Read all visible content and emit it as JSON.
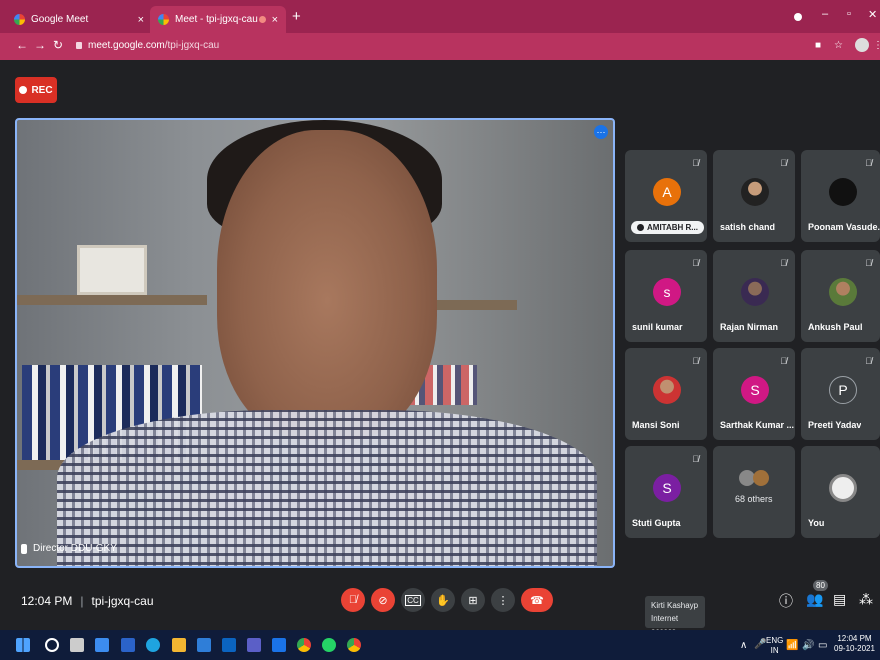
{
  "browser": {
    "tabs": [
      {
        "title": "Google Meet",
        "close": "×"
      },
      {
        "title": "Meet - tpi-jgxq-cau",
        "close": "×"
      }
    ],
    "new_tab": "+",
    "url_host": "meet.google.com",
    "url_path": "/tpi-jgxq-cau"
  },
  "recording": {
    "label": "REC"
  },
  "main_video": {
    "label": "Director DDU-GKY",
    "more": "⋯"
  },
  "participants": [
    {
      "name": "AMITABH R...",
      "initial": "A",
      "color": "#e8710a",
      "type": "letter"
    },
    {
      "name": "satish chand",
      "type": "photo"
    },
    {
      "name": "Poonam Vasude...",
      "type": "photo"
    },
    {
      "name": "sunil kumar",
      "initial": "s",
      "color": "#d01884",
      "type": "letter"
    },
    {
      "name": "Rajan Nirman",
      "type": "photo"
    },
    {
      "name": "Ankush Paul",
      "type": "photo"
    },
    {
      "name": "Mansi Soni",
      "type": "photo"
    },
    {
      "name": "Sarthak Kumar ...",
      "initial": "S",
      "color": "#d01884",
      "type": "letter"
    },
    {
      "name": "Preeti Yadav",
      "initial": "P",
      "color": "#3c4043",
      "type": "letter"
    },
    {
      "name": "Stuti Gupta",
      "initial": "S",
      "color": "#7b1fa2",
      "type": "letter"
    },
    {
      "name": "68 others",
      "type": "others"
    },
    {
      "name": "You",
      "type": "photo"
    }
  ],
  "bottom_bar": {
    "time": "12:04 PM",
    "separator": "|",
    "meeting_code": "tpi-jgxq-cau",
    "participant_count": "80",
    "tooltip_name": "Kirti Kashayp",
    "tooltip_status": "Internet access"
  },
  "taskbar": {
    "lang_top": "ENG",
    "lang_bottom": "IN",
    "clock_time": "12:04 PM",
    "clock_date": "09-10-2021"
  }
}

### EXERCISE DETAILS
Report how many lines hold the string "color", giving the number and nothing else.

### FULL SOLUTION
5